### What you are asked to do
Wherever a line below holds the word "України", copy that line.

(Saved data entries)
** Begin **
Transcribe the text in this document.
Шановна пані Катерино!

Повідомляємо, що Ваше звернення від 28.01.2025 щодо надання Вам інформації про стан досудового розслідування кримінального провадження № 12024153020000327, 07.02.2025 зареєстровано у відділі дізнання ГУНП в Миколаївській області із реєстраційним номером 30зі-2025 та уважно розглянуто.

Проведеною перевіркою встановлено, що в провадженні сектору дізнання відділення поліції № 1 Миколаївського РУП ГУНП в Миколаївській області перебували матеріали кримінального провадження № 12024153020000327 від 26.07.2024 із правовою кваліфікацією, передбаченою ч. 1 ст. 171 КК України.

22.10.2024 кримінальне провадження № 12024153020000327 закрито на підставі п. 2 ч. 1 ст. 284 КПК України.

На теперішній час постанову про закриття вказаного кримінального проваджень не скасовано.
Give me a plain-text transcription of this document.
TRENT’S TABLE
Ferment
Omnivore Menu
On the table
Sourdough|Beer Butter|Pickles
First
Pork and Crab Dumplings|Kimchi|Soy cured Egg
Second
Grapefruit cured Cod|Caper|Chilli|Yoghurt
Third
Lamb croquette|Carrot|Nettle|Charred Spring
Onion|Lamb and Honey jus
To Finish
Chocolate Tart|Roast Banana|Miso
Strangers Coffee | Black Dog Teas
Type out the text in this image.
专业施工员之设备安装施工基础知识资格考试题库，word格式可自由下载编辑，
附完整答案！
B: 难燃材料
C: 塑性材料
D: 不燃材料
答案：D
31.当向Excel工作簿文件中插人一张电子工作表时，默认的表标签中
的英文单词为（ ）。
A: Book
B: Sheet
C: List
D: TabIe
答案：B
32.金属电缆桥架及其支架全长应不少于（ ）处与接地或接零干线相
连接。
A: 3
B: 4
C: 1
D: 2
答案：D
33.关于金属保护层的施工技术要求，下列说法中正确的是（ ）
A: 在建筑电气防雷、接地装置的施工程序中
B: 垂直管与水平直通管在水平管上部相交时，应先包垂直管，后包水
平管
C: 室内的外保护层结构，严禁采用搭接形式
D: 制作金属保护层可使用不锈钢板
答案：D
** End **
### The reply
Проведеною перевіркою встановлено, що в провадженні сектору дізнання відділення поліції № 1 Миколаївського РУП ГУНП в Миколаївській області перебували матеріали кримінального провадження № 12024153020000327 від 26.07.2024 із правовою кваліфікацією, передбаченою ч. 1 ст. 171 КК України.
22.10.2024 кримінальне провадження № 12024153020000327 закрито на підставі п. 2 ч. 1 ст. 284 КПК України.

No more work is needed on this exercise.